- [TÂCHE DEMANDÉE 1]: Filtrez les lignes ci-dessous pour ne recopier que celles qui contiennent la chaîne « Grazie », en tenant compte de la casse.

- [TEXTE FOURNI]:
----

L’obligation éthique la plus profonde en cette période de carnage est d’agir pour mettre fin à la complicité.
Par Omar Barghouti, le 16 octobre 2023
En période de carnage, d’agitation grégaire et de polarisation tribale, beaucoup peuvent considérer les principes éthiques comme une nuisance ou un luxe intellectuel. Je ne peux pas et je ne le ferai pas. Je ne désire rien de plus que voir la fin de toute violence en Palestine et partout ailleurs, et c’est précisément pourquoi je m’engage à lutter contre les causes profondes de la violence : l’oppression et l’injustice.
J’ai de cher.e.s ami.e.s et collègues dans le « camp de prisonnier.e.s » de Gaza, comme l’appelait un jour l’ancien Premier ministre britannique David Cameron, un ghetto des temps modernes dont les 2,3 millions d’habitant.e.s sont pour la plupart des réfugié.e.s descendant.e.s de communautés qui ont été confrontées à des massacres et à un nettoyage ethnique planifié au cours des années de la Nakba à partir de 1948. Le blocus illégal imposé par Israël depuis 16 ans, aidé par les États-Unis, l’Europe et le régime égyptien, a transformé Gaza en une zone « invivable », selon les Nations Unies, où le système de santé est au bord de l’effondrement; presque toute l’eau est imbuvable; environ 60% des enfants sont anémiques; et de nombreux enfants souffrent d’un retard de croissance dû à la malnutrition. Les histoires déchirantes de mort, de destruction et de déplacement que mes ami.e.s partagent actuellement avec moi me rendent à la fois triste et indigné. Mais surtout, ils me motivent à contribuer encore plus au mouvement de Boycott, Désinvestissement et Sanctions ( BDS ), que j’ai co-fondé en 2005, comme ma modeste contribution à notre lutte de libération.

----

- [Entrées de régions étiquetées]:
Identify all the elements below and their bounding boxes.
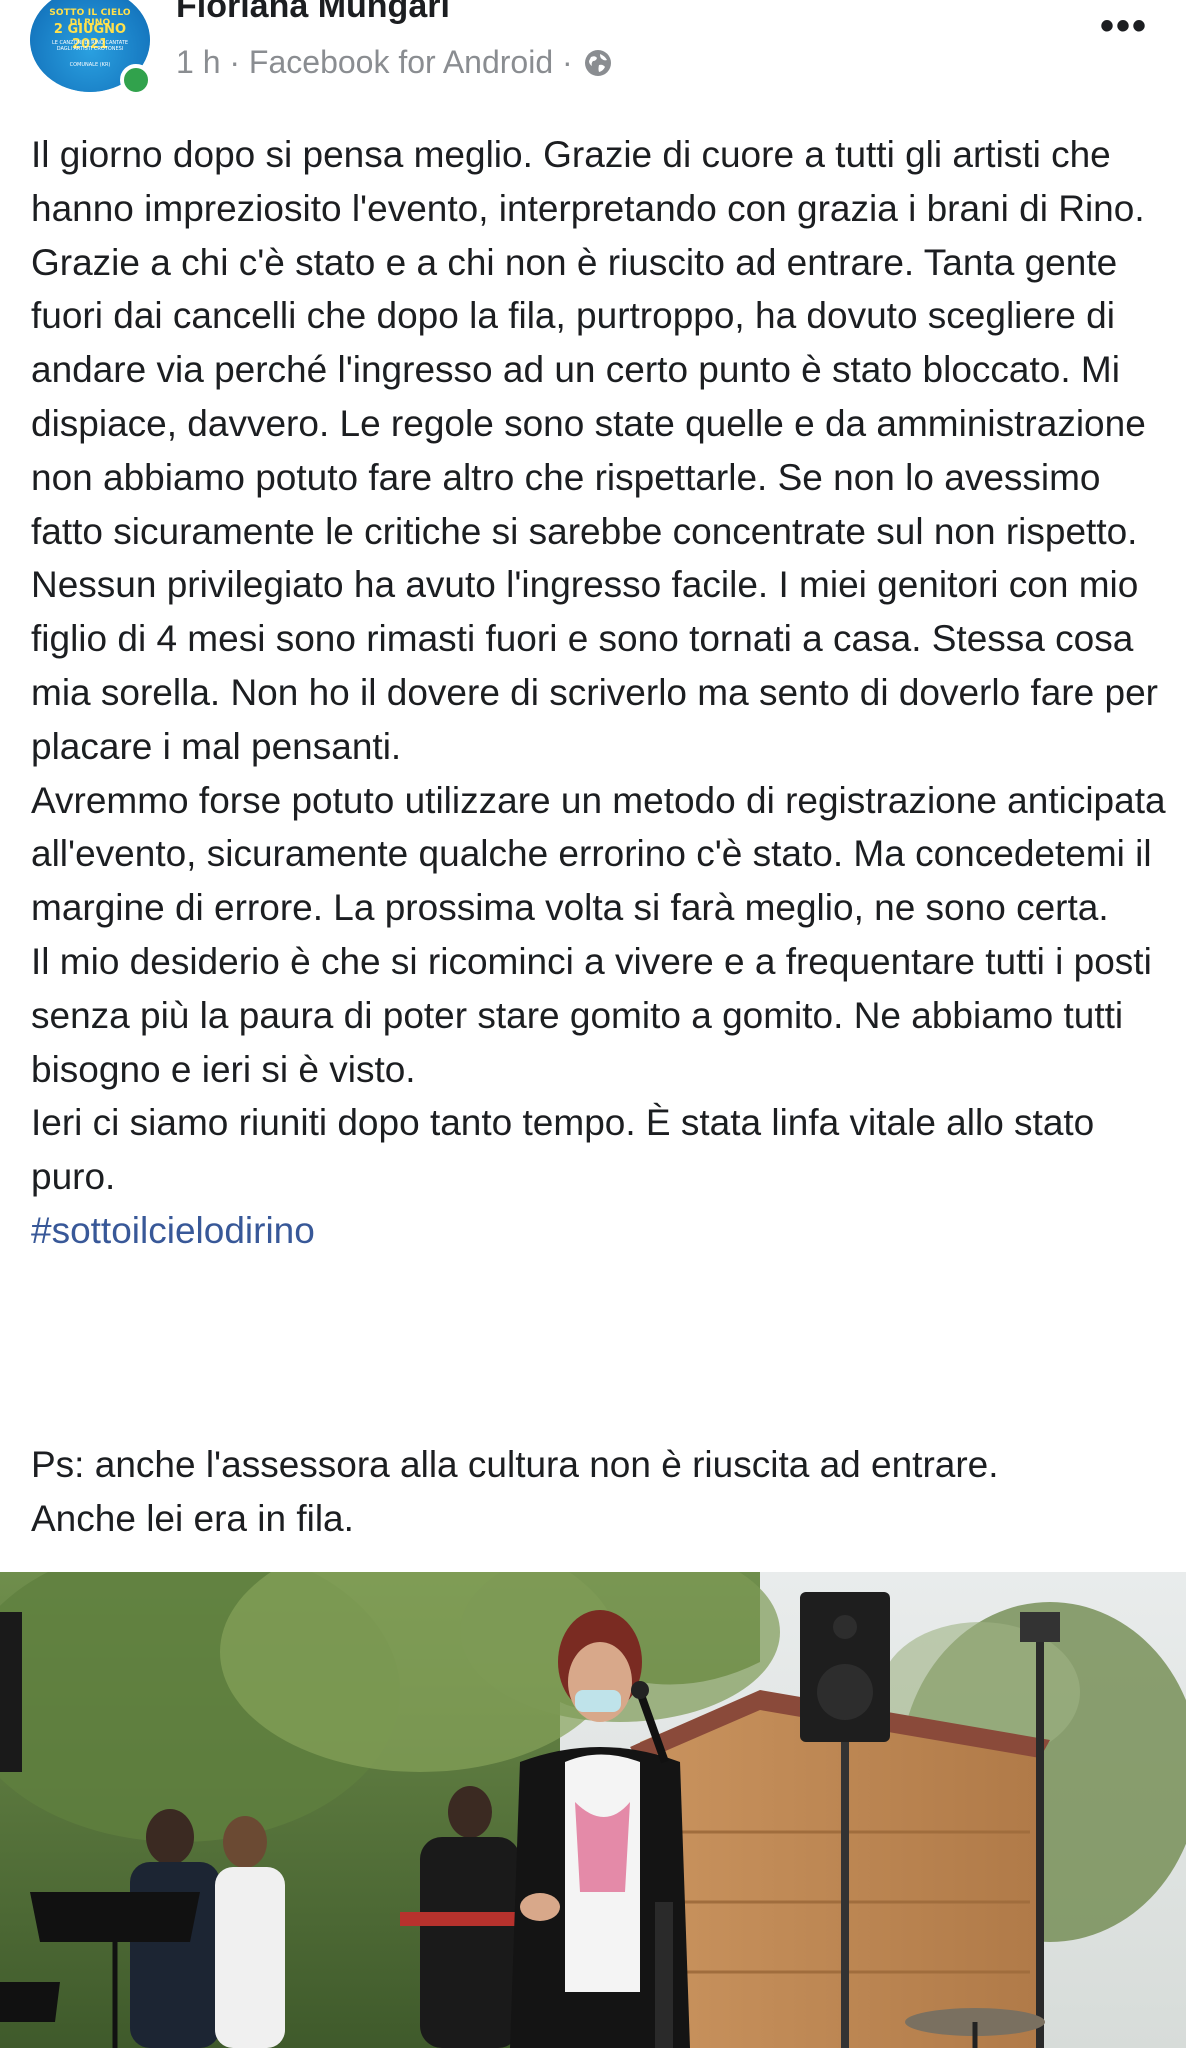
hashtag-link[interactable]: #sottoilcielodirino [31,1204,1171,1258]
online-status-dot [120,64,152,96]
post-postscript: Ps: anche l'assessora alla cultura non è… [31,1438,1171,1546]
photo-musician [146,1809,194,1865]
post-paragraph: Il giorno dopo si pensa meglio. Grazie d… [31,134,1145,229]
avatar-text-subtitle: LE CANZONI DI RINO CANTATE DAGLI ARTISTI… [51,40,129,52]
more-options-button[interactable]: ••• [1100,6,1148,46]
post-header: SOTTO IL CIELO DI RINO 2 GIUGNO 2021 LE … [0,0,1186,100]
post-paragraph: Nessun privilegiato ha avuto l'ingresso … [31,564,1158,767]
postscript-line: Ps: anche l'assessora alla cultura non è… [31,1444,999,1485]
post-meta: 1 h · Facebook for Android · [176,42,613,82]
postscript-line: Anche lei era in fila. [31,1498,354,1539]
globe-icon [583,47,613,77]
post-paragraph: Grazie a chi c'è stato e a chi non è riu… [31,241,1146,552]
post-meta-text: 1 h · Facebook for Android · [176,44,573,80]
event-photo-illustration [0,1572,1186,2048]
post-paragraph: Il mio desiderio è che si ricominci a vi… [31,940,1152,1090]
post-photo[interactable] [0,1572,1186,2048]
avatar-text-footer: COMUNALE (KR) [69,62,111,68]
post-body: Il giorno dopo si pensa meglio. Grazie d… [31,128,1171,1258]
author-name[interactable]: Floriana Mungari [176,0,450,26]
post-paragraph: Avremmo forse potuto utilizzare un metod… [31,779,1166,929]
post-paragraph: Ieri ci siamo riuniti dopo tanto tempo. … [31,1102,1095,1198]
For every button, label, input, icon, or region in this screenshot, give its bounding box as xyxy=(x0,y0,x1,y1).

----

- [TÂCHE DEMANDÉE 2]: Restituez intégralement le texte ci-dessus sur l'obligation éthique face au carnage, sans y changer quoi que ce soit.

- [SOLUTION 1]:
post-paragraph: Il giorno dopo si pensa meglio. Grazie d… [31,134,1145,229]
post-paragraph: Grazie a chi c'è stato e a chi non è riu… [31,241,1146,552]
post-body: Il giorno dopo si pensa meglio. Grazie d… [31,128,1171,1258]

- [SOLUTION 2]:
L’obligation éthique la plus profonde en cette période de carnage est d’agir pour mettre fin à la complicité.
Par Omar Barghouti, le 16 octobre 2023
En période de carnage, d’agitation grégaire et de polarisation tribale, beaucoup peuvent considérer les principes éthiques comme une nuisance ou un luxe intellectuel. Je ne peux pas et je ne le ferai pas. Je ne désire rien de plus que voir la fin de toute violence en Palestine et partout ailleurs, et c’est précisément pourquoi je m’engage à lutter contre les causes profondes de la violence : l’oppression et l’injustice.
J’ai de cher.e.s ami.e.s et collègues dans le « camp de prisonnier.e.s » de Gaza, comme l’appelait un jour l’ancien Premier ministre britannique David Cameron, un ghetto des temps modernes dont les 2,3 millions d’habitant.e.s sont pour la plupart des réfugié.e.s descendant.e.s de communautés qui ont été confrontées à des massacres et à un nettoyage ethnique planifié au cours des années de la Nakba à partir de 1948. Le blocus illégal imposé par Israël depuis 16 ans, aidé par les États-Unis, l’Europe et le régime égyptien, a transformé Gaza en une zone « invivable », selon les Nations Unies, où le système de santé est au bord de l’effondrement; presque toute l’eau est imbuvable; environ 60% des enfants sont anémiques; et de nombreux enfants souffrent d’un retard de croissance dû à la malnutrition. Les histoires déchirantes de mort, de destruction et de déplacement que mes ami.e.s partagent actuellement avec moi me rendent à la fois triste et indigné. Mais surtout, ils me motivent à contribuer encore plus au mouvement de Boycott, Désinvestissement et Sanctions ( BDS ), que j’ai co-fondé en 2005, comme ma modeste contribution à notre lutte de libération.